- _What to do_
In the listing below, locate the lines that hold "установленных" and copy them.

- _Data shown_
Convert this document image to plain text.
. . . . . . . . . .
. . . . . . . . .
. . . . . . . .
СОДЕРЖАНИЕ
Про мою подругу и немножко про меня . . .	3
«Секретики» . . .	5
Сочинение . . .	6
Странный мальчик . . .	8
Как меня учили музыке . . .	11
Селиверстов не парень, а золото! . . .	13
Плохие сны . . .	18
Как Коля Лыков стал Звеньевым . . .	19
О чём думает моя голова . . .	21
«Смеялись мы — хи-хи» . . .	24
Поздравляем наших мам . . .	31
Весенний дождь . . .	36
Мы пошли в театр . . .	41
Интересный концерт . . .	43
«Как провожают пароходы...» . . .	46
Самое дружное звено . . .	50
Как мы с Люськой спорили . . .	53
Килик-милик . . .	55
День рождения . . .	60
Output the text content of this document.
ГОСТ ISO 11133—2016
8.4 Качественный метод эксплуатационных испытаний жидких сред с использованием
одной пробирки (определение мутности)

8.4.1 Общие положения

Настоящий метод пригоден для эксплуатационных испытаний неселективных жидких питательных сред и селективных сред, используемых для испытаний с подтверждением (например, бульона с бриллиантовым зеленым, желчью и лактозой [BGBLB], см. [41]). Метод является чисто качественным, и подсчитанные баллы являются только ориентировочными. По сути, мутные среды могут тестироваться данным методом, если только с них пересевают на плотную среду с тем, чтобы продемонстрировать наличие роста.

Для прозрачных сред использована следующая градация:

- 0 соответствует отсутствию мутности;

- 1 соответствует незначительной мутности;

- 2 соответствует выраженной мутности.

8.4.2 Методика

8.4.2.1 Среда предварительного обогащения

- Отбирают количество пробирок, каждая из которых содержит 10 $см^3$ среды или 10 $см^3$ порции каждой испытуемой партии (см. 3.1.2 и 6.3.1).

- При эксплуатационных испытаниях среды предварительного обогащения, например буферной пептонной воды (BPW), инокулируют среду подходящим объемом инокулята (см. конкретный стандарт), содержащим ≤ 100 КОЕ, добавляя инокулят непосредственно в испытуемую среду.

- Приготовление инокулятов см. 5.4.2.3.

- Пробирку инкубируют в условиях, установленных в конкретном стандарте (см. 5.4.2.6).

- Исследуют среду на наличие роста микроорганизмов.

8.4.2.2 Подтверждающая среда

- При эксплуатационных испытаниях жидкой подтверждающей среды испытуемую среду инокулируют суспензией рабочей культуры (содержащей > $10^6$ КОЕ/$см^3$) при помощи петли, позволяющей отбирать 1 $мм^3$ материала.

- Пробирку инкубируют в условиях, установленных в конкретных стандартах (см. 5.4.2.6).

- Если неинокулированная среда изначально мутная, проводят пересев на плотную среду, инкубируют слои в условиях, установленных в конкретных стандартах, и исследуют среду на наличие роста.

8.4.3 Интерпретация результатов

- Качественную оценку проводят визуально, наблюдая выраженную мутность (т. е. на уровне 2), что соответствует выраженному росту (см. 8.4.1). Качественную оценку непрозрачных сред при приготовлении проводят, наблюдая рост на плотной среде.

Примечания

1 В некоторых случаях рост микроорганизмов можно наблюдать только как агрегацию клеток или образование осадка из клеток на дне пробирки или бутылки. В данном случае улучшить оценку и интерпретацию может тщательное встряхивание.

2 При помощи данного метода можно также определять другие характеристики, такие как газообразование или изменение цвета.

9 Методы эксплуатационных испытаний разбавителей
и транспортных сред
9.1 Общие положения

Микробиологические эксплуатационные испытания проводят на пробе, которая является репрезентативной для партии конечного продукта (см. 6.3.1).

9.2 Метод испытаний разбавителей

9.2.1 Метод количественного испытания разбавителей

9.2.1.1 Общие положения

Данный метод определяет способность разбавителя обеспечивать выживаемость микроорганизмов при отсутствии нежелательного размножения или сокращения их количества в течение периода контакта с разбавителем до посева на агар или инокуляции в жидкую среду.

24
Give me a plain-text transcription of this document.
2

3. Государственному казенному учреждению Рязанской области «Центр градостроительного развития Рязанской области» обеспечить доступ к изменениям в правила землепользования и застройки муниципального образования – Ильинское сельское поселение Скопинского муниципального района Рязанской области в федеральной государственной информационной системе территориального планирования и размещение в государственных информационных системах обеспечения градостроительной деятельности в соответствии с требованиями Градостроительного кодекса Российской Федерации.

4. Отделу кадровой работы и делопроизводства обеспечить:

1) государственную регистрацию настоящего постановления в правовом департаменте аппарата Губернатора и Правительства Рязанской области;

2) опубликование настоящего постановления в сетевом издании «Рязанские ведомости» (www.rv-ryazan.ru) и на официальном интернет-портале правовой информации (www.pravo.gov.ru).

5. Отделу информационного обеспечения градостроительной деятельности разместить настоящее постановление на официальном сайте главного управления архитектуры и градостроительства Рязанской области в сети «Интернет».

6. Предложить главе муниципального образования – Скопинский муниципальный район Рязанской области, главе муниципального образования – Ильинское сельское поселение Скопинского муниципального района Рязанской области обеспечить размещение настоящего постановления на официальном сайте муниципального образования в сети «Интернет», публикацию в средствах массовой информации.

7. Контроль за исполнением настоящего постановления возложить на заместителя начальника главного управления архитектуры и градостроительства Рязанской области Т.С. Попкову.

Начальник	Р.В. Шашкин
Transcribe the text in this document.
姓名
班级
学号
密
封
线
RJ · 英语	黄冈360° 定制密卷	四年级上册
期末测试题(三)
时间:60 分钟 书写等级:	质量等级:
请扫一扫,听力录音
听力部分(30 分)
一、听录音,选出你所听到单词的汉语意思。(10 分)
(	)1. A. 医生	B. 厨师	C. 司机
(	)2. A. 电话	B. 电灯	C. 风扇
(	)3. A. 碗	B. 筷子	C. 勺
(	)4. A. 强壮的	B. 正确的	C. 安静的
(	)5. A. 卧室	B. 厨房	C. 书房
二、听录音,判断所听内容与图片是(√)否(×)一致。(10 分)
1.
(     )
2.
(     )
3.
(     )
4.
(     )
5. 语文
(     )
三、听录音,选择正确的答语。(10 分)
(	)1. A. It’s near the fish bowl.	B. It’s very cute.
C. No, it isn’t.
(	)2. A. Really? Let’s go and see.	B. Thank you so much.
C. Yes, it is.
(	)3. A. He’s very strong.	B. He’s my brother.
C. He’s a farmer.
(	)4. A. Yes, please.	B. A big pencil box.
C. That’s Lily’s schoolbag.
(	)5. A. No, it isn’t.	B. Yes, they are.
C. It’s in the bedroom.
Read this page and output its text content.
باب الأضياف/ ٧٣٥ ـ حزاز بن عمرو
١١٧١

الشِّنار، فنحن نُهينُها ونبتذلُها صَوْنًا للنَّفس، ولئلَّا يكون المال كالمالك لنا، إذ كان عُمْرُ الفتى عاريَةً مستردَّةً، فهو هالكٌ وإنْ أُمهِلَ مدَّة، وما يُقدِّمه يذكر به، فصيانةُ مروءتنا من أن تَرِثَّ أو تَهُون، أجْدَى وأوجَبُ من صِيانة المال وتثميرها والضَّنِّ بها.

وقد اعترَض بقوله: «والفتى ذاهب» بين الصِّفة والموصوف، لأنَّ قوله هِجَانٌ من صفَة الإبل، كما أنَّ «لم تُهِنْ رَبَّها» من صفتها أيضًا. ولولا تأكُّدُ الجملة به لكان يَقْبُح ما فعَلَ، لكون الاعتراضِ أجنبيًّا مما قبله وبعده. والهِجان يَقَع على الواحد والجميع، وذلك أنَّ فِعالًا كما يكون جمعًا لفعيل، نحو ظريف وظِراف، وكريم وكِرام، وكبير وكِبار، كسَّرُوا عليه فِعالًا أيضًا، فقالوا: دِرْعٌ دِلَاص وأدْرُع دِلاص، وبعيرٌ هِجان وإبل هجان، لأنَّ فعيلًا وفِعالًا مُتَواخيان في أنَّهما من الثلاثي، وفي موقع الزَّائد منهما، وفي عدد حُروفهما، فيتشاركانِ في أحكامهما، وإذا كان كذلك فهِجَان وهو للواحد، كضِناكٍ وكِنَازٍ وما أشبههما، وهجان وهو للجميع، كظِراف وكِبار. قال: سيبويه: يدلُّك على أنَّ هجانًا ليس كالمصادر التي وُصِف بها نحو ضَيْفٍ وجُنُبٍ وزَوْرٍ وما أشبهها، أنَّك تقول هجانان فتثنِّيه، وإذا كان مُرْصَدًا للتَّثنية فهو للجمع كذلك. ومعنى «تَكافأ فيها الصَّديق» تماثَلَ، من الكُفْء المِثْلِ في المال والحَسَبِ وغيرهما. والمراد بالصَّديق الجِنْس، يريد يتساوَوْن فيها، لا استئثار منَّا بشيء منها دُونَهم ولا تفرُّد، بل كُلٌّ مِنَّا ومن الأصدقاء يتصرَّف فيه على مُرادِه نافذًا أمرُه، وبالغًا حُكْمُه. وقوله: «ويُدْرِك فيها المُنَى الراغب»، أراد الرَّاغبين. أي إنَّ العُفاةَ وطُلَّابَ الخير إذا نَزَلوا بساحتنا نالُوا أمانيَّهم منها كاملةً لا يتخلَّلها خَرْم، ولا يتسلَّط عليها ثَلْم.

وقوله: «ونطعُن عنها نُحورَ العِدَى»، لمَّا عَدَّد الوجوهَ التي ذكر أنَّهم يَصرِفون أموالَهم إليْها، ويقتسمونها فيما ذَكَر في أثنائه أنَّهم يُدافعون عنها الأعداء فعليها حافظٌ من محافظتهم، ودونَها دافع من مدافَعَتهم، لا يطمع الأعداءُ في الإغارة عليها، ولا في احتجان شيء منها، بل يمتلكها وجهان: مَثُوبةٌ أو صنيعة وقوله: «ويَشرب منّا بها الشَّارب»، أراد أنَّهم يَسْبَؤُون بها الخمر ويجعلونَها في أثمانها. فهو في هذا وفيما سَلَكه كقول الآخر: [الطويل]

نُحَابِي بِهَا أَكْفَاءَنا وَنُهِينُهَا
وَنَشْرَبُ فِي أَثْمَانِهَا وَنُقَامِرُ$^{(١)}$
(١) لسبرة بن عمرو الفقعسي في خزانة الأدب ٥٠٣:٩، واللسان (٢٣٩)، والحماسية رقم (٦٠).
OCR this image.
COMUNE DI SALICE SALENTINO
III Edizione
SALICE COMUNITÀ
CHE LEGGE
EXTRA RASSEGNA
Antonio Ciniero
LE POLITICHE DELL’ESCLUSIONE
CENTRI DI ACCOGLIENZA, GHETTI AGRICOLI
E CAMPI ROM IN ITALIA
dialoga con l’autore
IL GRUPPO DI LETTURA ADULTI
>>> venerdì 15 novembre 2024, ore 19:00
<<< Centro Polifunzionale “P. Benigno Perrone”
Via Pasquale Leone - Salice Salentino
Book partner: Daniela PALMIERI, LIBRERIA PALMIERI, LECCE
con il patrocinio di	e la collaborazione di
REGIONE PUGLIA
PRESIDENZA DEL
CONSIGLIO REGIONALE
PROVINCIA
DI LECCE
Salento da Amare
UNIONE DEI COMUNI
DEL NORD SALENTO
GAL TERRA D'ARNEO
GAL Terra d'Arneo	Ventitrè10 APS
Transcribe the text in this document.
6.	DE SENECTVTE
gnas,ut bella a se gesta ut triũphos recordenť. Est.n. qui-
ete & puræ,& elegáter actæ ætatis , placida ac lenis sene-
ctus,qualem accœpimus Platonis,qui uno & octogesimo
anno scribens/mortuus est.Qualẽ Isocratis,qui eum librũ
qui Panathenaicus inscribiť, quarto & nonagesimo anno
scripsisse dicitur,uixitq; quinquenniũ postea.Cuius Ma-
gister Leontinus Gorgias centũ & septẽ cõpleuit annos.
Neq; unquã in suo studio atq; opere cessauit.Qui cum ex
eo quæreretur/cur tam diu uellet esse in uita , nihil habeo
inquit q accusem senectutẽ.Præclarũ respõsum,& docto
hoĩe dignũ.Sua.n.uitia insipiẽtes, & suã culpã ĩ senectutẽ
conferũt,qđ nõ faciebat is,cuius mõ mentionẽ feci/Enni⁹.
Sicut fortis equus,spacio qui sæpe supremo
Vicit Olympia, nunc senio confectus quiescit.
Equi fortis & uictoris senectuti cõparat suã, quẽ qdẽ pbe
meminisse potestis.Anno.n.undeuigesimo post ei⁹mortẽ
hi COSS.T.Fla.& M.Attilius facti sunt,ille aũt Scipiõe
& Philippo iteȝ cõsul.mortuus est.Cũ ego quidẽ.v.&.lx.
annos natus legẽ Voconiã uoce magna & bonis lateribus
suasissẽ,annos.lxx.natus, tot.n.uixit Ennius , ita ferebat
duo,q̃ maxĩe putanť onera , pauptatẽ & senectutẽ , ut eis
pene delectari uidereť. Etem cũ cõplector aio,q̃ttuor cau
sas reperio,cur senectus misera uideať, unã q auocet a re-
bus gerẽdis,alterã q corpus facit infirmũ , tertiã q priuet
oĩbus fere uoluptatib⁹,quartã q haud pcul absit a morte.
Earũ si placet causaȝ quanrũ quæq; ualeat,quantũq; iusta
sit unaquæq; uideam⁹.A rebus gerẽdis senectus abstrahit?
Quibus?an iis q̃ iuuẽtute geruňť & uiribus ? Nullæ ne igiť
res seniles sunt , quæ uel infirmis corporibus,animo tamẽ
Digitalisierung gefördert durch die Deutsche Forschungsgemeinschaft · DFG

- _Response to this exercise_
- Пробирку инкубируют в условиях, установленных в конкретном стандарте (см. 5.4.2.6).
- Пробирку инкубируют в условиях, установленных в конкретных стандартах (см. 5.4.2.6).
- Если неинокулированная среда изначально мутная, проводят пересев на плотную среду, инкубируют слои в условиях, установленных в конкретных стандартах, и исследуют среду на наличие роста.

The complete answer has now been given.